:: THE REQUEST ::
Using the listing below, report all lines holding the word "JSON".

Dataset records
-- START --

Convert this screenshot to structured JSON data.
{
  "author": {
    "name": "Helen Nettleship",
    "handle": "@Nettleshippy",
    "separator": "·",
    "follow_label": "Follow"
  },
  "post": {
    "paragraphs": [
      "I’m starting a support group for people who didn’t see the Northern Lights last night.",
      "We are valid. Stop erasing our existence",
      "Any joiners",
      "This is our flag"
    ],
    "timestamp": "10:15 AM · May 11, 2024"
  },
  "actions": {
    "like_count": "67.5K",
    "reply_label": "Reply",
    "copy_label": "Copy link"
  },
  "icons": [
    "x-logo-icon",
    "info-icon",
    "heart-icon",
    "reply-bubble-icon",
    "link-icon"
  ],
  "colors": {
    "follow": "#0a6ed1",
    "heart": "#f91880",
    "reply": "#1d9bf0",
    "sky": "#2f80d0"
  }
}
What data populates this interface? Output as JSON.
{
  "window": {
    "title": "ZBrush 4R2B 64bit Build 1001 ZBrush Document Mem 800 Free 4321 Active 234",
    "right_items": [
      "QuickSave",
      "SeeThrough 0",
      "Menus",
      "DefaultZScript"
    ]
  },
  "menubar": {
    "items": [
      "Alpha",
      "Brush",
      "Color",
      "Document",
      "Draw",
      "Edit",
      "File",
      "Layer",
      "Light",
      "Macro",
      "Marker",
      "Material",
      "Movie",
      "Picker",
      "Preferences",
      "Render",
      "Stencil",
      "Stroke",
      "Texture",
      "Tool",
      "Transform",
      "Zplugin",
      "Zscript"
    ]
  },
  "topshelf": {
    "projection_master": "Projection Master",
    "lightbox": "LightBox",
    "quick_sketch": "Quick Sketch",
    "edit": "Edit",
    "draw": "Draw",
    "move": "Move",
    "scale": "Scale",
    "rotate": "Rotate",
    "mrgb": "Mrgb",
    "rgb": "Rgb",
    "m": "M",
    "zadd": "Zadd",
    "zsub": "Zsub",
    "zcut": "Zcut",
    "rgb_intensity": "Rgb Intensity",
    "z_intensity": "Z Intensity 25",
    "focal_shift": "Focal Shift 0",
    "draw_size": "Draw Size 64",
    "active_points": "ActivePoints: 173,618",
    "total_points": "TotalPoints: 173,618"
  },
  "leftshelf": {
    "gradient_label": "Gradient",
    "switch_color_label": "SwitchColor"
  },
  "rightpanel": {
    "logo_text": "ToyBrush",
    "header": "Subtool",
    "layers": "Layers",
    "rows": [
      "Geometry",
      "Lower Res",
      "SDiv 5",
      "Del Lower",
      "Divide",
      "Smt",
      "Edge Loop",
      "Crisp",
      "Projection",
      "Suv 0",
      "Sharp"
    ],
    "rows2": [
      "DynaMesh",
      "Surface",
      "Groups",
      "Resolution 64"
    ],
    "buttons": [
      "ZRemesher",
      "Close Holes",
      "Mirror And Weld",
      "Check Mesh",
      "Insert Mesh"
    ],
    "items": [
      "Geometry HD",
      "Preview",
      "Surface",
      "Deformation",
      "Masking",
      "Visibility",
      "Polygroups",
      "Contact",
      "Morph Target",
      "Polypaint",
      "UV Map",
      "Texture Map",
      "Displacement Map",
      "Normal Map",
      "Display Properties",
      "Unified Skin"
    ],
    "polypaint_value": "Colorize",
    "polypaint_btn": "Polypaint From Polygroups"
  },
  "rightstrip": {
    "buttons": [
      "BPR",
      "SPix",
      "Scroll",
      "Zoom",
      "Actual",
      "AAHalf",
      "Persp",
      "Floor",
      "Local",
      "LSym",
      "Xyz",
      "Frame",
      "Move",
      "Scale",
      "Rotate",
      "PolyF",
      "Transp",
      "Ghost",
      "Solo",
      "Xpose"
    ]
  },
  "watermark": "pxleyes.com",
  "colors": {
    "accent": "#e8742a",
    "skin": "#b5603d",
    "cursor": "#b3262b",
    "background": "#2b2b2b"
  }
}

-- END --

:: ANSWER BELOW ::
Convert this screenshot to structured JSON data.
What data populates this interface? Output as JSON.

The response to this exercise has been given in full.